→ Directions:
Below is a block of records; reproduce all of them exactly and leave out any pictures.

→ Information shown:
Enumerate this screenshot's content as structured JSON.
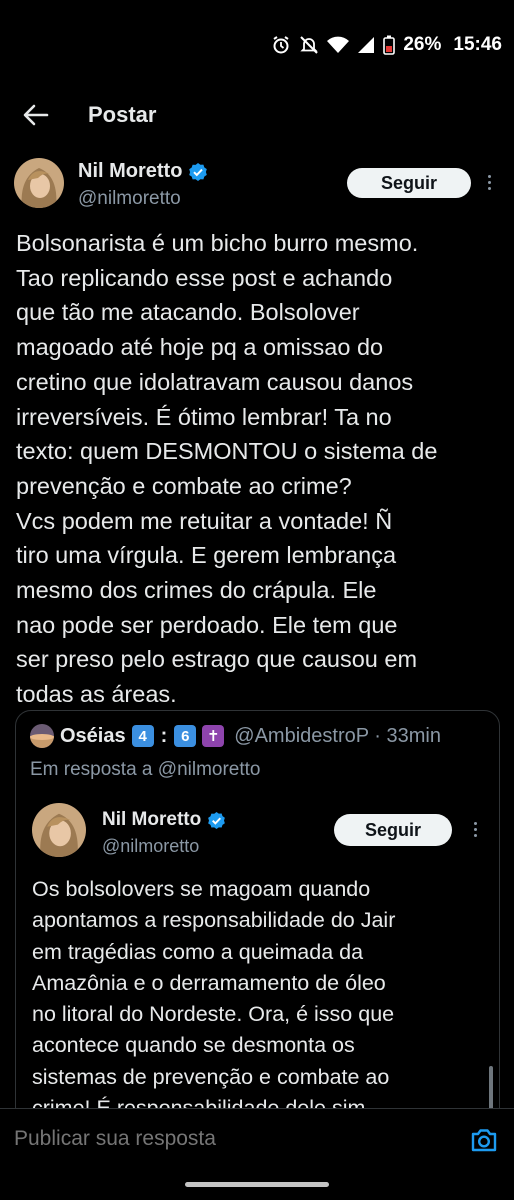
{
  "status_bar": {
    "battery_percent": "26%",
    "time": "15:46",
    "icons": [
      "alarm-icon",
      "mute-icon",
      "wifi-icon",
      "signal-icon",
      "battery-icon"
    ]
  },
  "header": {
    "title": "Postar",
    "back_icon": "arrow-left-icon"
  },
  "post": {
    "author_name": "Nil Moretto",
    "author_handle": "@nilmoretto",
    "verified": true,
    "follow_label": "Seguir",
    "text": "Bolsonarista é um bicho burro mesmo.\nTao replicando esse post e achando\nque tão me atacando. Bolsolover\nmagoado até hoje pq a omissao do\ncretino que idolatravam causou danos\nirreversíveis. É ótimo lembrar!  Ta no\ntexto: quem DESMONTOU o sistema de\nprevenção e combate ao crime?\nVcs podem me retuitar a vontade! Ñ\ntiro uma vírgula. E gerem lembrança\nmesmo dos crimes do crápula. Ele\nnao pode ser perdoado. Ele tem que\nser preso pelo estrago que causou em\ntodas as áreas."
  },
  "quote": {
    "name": "Oséias",
    "emoji_1": "4",
    "emoji_sep": ":",
    "emoji_2": "6",
    "emoji_3": "✝",
    "handle_time": "@AmbidestroP · 33min",
    "reply_to": "Em resposta a @nilmoretto",
    "inner": {
      "author_name": "Nil Moretto",
      "author_handle": "@nilmoretto",
      "follow_label": "Seguir",
      "text": "Os bolsolovers se magoam quando\napontamos a responsabilidade do Jair\nem tragédias como a queimada da\nAmazônia e o derramamento de óleo\nno litoral do Nordeste. Ora, é isso que\nacontece quando se desmonta os\nsistemas de prevenção e combate ao\ncrime! É responsabilidade dele sim."
    }
  },
  "reply_bar": {
    "placeholder": "Publicar sua resposta",
    "camera_icon": "camera-icon"
  },
  "colors": {
    "background": "#000000",
    "text": "#e7e9ea",
    "muted": "#8b98a5",
    "verified": "#1d9bf0",
    "border": "#2f3336"
  }
}
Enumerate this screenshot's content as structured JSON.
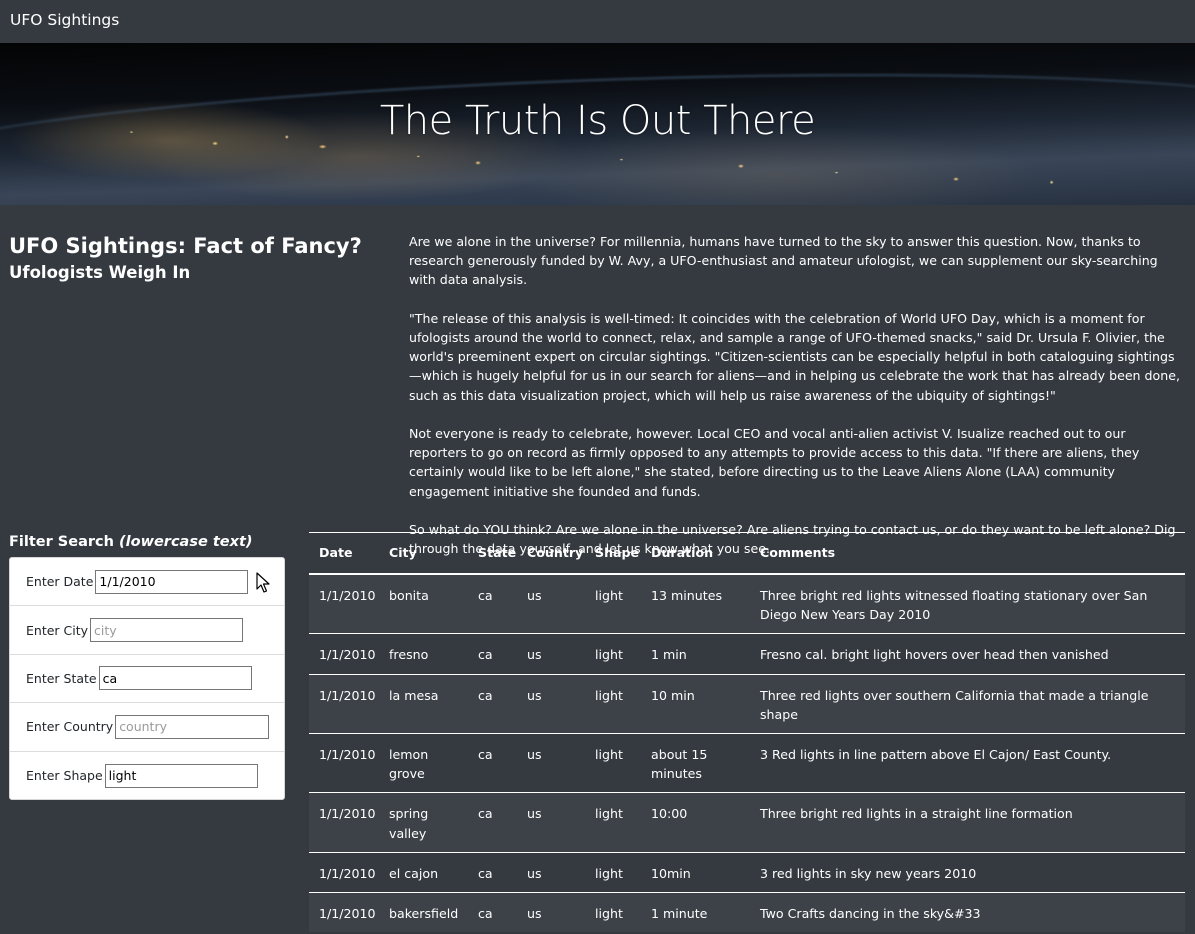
{
  "navbar": {
    "brand": "UFO Sightings"
  },
  "hero": {
    "title": "The Truth Is Out There"
  },
  "article": {
    "title": "UFO Sightings: Fact of Fancy?",
    "subtitle": "Ufologists Weigh In",
    "paragraphs": [
      "Are we alone in the universe? For millennia, humans have turned to the sky to answer this question. Now, thanks to research generously funded by W. Avy, a UFO-enthusiast and amateur ufologist, we can supplement our sky-searching with data analysis.",
      "\"The release of this analysis is well-timed: It coincides with the celebration of World UFO Day, which is a moment for ufologists around the world to connect, relax, and sample a range of UFO-themed snacks,\" said Dr. Ursula F. Olivier, the world's preeminent expert on circular sightings. \"Citizen-scientists can be especially helpful in both cataloguing sightings—which is hugely helpful for us in our search for aliens—and in helping us celebrate the work that has already been done, such as this data visualization project, which will help us raise awareness of the ubiquity of sightings!\"",
      "Not everyone is ready to celebrate, however. Local CEO and vocal anti-alien activist V. Isualize reached out to our reporters to go on record as firmly opposed to any attempts to provide access to this data. \"If there are aliens, they certainly would like to be left alone,\" she stated, before directing us to the Leave Aliens Alone (LAA) community engagement initiative she founded and funds.",
      "So what do YOU think? Are we alone in the universe? Are aliens trying to contact us, or do they want to be left alone? Dig through the data yourself, and let us know what you see."
    ]
  },
  "filters": {
    "heading": "Filter Search",
    "heading_note": "(lowercase text)",
    "fields": [
      {
        "label": "Enter Date",
        "value": "1/1/2010",
        "placeholder": ""
      },
      {
        "label": "Enter City",
        "value": "",
        "placeholder": "city"
      },
      {
        "label": "Enter State",
        "value": "ca",
        "placeholder": ""
      },
      {
        "label": "Enter Country",
        "value": "",
        "placeholder": "country"
      },
      {
        "label": "Enter Shape",
        "value": "light",
        "placeholder": ""
      }
    ]
  },
  "table": {
    "headers": [
      "Date",
      "City",
      "State",
      "Country",
      "Shape",
      "Duration",
      "Comments"
    ],
    "rows": [
      [
        "1/1/2010",
        "bonita",
        "ca",
        "us",
        "light",
        "13 minutes",
        "Three bright red lights witnessed floating stationary over San Diego New Years Day 2010"
      ],
      [
        "1/1/2010",
        "fresno",
        "ca",
        "us",
        "light",
        "1 min",
        "Fresno cal. bright light hovers over head then vanished"
      ],
      [
        "1/1/2010",
        "la mesa",
        "ca",
        "us",
        "light",
        "10 min",
        "Three red lights over southern California that made a triangle shape"
      ],
      [
        "1/1/2010",
        "lemon grove",
        "ca",
        "us",
        "light",
        "about 15 minutes",
        "3 Red lights in line pattern above El Cajon/ East County."
      ],
      [
        "1/1/2010",
        "spring valley",
        "ca",
        "us",
        "light",
        "10:00",
        "Three bright red lights in a straight line formation"
      ],
      [
        "1/1/2010",
        "el cajon",
        "ca",
        "us",
        "light",
        "10min",
        "3 red lights in sky new years 2010"
      ],
      [
        "1/1/2010",
        "bakersfield",
        "ca",
        "us",
        "light",
        "1 minute",
        "Two Crafts dancing in the sky&#33"
      ]
    ]
  }
}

→ Answer to this problem:
Enumerate this screenshot's content as structured JSON.
{
  "status_bar": {
    "battery_percent": "26%",
    "time": "15:46",
    "icons": [
      "alarm-icon",
      "mute-icon",
      "wifi-icon",
      "signal-icon",
      "battery-icon"
    ]
  },
  "header": {
    "title": "Postar",
    "back_icon": "arrow-left-icon"
  },
  "post": {
    "author_name": "Nil Moretto",
    "author_handle": "@nilmoretto",
    "verified": true,
    "follow_label": "Seguir",
    "text": "Bolsonarista é um bicho burro mesmo.\nTao replicando esse post e achando\nque tão me atacando. Bolsolover\nmagoado até hoje pq a omissao do\ncretino que idolatravam causou danos\nirreversíveis. É ótimo lembrar!  Ta no\ntexto: quem DESMONTOU o sistema de\nprevenção e combate ao crime?\nVcs podem me retuitar a vontade! Ñ\ntiro uma vírgula. E gerem lembrança\nmesmo dos crimes do crápula. Ele\nnao pode ser perdoado. Ele tem que\nser preso pelo estrago que causou em\ntodas as áreas."
  },
  "quote": {
    "name": "Oséias",
    "emoji_1": "4",
    "emoji_sep": ":",
    "emoji_2": "6",
    "emoji_3": "✝",
    "handle_time": "@AmbidestroP · 33min",
    "reply_to": "Em resposta a @nilmoretto",
    "inner": {
      "author_name": "Nil Moretto",
      "author_handle": "@nilmoretto",
      "follow_label": "Seguir",
      "text": "Os bolsolovers se magoam quando\napontamos a responsabilidade do Jair\nem tragédias como a queimada da\nAmazônia e o derramamento de óleo\nno litoral do Nordeste. Ora, é isso que\nacontece quando se desmonta os\nsistemas de prevenção e combate ao\ncrime! É responsabilidade dele sim."
    }
  },
  "reply_bar": {
    "placeholder": "Publicar sua resposta",
    "camera_icon": "camera-icon"
  },
  "colors": {
    "background": "#000000",
    "text": "#e7e9ea",
    "muted": "#8b98a5",
    "verified": "#1d9bf0",
    "border": "#2f3336"
  }
}
Enumerate this screenshot's content as structured JSON.
{
  "navbar": {
    "brand": "UFO Sightings"
  },
  "hero": {
    "title": "The Truth Is Out There"
  },
  "article": {
    "title": "UFO Sightings: Fact of Fancy?",
    "subtitle": "Ufologists Weigh In",
    "paragraphs": [
      "Are we alone in the universe? For millennia, humans have turned to the sky to answer this question. Now, thanks to research generously funded by W. Avy, a UFO-enthusiast and amateur ufologist, we can supplement our sky-searching with data analysis.",
      "\"The release of this analysis is well-timed: It coincides with the celebration of World UFO Day, which is a moment for ufologists around the world to connect, relax, and sample a range of UFO-themed snacks,\" said Dr. Ursula F. Olivier, the world's preeminent expert on circular sightings. \"Citizen-scientists can be especially helpful in both cataloguing sightings—which is hugely helpful for us in our search for aliens—and in helping us celebrate the work that has already been done, such as this data visualization project, which will help us raise awareness of the ubiquity of sightings!\"",
      "Not everyone is ready to celebrate, however. Local CEO and vocal anti-alien activist V. Isualize reached out to our reporters to go on record as firmly opposed to any attempts to provide access to this data. \"If there are aliens, they certainly would like to be left alone,\" she stated, before directing us to the Leave Aliens Alone (LAA) community engagement initiative she founded and funds.",
      "So what do YOU think? Are we alone in the universe? Are aliens trying to contact us, or do they want to be left alone? Dig through the data yourself, and let us know what you see."
    ]
  },
  "filters": {
    "heading": "Filter Search",
    "heading_note": "(lowercase text)",
    "fields": [
      {
        "label": "Enter Date",
        "value": "1/1/2010",
        "placeholder": ""
      },
      {
        "label": "Enter City",
        "value": "",
        "placeholder": "city"
      },
      {
        "label": "Enter State",
        "value": "ca",
        "placeholder": ""
      },
      {
        "label": "Enter Country",
        "value": "",
        "placeholder": "country"
      },
      {
        "label": "Enter Shape",
        "value": "light",
        "placeholder": ""
      }
    ]
  },
  "table": {
    "headers": [
      "Date",
      "City",
      "State",
      "Country",
      "Shape",
      "Duration",
      "Comments"
    ],
    "rows": [
      [
        "1/1/2010",
        "bonita",
        "ca",
        "us",
        "light",
        "13 minutes",
        "Three bright red lights witnessed floating stationary over San Diego New Years Day 2010"
      ],
      [
        "1/1/2010",
        "fresno",
        "ca",
        "us",
        "light",
        "1 min",
        "Fresno cal. bright light hovers over head then vanished"
      ],
      [
        "1/1/2010",
        "la mesa",
        "ca",
        "us",
        "light",
        "10 min",
        "Three red lights over southern California that made a triangle shape"
      ],
      [
        "1/1/2010",
        "lemon grove",
        "ca",
        "us",
        "light",
        "about 15 minutes",
        "3 Red lights in line pattern above El Cajon/ East County."
      ],
      [
        "1/1/2010",
        "spring valley",
        "ca",
        "us",
        "light",
        "10:00",
        "Three bright red lights in a straight line formation"
      ],
      [
        "1/1/2010",
        "el cajon",
        "ca",
        "us",
        "light",
        "10min",
        "3 red lights in sky new years 2010"
      ],
      [
        "1/1/2010",
        "bakersfield",
        "ca",
        "us",
        "light",
        "1 minute",
        "Two Crafts dancing in the sky&#33"
      ]
    ]
  }
}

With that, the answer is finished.